- _Your goal_
Show every line of the records below that contains the word "equipos".

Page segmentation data
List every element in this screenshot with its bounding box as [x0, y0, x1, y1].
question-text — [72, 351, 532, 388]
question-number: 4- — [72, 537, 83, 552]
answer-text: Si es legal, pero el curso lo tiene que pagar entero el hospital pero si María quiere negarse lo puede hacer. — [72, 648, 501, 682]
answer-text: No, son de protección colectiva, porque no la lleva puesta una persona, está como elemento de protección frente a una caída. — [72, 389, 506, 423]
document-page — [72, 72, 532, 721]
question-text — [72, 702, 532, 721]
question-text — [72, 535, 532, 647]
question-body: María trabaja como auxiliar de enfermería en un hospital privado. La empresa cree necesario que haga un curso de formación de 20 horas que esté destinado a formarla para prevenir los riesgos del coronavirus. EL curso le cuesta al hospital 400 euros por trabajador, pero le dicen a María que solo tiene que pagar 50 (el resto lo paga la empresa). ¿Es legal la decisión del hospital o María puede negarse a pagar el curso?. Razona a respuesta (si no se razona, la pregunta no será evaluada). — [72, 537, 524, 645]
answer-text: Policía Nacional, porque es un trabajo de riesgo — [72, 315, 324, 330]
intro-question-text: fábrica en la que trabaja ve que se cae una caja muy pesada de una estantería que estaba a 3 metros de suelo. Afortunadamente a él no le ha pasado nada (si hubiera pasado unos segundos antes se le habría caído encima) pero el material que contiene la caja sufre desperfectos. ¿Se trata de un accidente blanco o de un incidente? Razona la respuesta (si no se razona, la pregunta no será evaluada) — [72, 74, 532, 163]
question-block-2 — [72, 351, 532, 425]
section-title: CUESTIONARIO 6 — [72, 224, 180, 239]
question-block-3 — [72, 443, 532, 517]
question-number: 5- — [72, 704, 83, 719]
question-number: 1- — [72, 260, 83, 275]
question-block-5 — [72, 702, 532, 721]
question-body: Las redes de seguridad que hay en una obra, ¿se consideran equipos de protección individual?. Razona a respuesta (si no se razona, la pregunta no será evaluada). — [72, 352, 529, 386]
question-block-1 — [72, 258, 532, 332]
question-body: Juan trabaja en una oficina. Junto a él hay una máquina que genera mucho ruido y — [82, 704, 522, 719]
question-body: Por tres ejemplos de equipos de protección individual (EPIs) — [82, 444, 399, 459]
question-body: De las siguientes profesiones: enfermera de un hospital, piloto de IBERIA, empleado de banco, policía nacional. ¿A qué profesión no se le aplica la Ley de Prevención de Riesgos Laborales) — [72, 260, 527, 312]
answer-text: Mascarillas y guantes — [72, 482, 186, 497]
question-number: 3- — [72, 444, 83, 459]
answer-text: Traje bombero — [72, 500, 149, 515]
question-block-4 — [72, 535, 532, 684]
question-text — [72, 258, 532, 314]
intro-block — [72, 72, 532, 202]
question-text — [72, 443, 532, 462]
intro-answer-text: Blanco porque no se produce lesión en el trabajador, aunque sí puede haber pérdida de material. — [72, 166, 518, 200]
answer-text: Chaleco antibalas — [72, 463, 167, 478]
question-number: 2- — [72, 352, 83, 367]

- _Solved exercise_
question-body: Las redes de seguridad que hay en una obra, ¿se consideran equipos de protección individual?. Razona a respuesta (si no se razona, la pregunta no será evaluada). — [72, 352, 529, 386]
question-body: Por tres ejemplos de equipos de protección individual (EPIs) — [82, 444, 399, 459]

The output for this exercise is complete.